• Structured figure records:
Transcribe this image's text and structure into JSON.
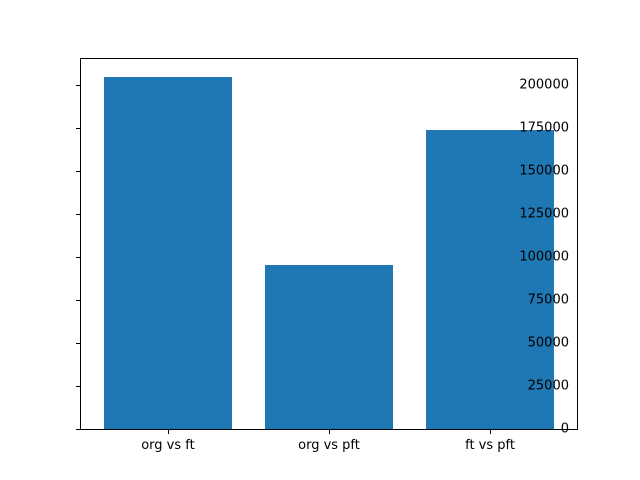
{
  "chart_data": {
    "type": "bar",
    "categories": [
      "org vs ft",
      "org vs pft",
      "ft vs pft"
    ],
    "values": [
      204800,
      95400,
      173500
    ],
    "title": "",
    "xlabel": "",
    "ylabel": "",
    "ylim": [
      0,
      215000
    ],
    "yticks": [
      0,
      25000,
      50000,
      75000,
      100000,
      125000,
      150000,
      175000,
      200000
    ],
    "bar_color": "#1f77b4",
    "background_color": "#ffffff",
    "spine_color": "#000000",
    "grid": false,
    "legend_position": "none"
  }
}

• THE EXERCISE: Copy the listing exactly. Any image in it stays out of the copy.

• ANSWER TO THIS TASK:
Transcribe this image's text and structure into JSON.
{
  "chart_data": {
    "type": "bar",
    "categories": [
      "org vs ft",
      "org vs pft",
      "ft vs pft"
    ],
    "values": [
      204800,
      95400,
      173500
    ],
    "title": "",
    "xlabel": "",
    "ylabel": "",
    "ylim": [
      0,
      215000
    ],
    "yticks": [
      0,
      25000,
      50000,
      75000,
      100000,
      125000,
      150000,
      175000,
      200000
    ],
    "bar_color": "#1f77b4",
    "background_color": "#ffffff",
    "spine_color": "#000000",
    "grid": false,
    "legend_position": "none"
  }
}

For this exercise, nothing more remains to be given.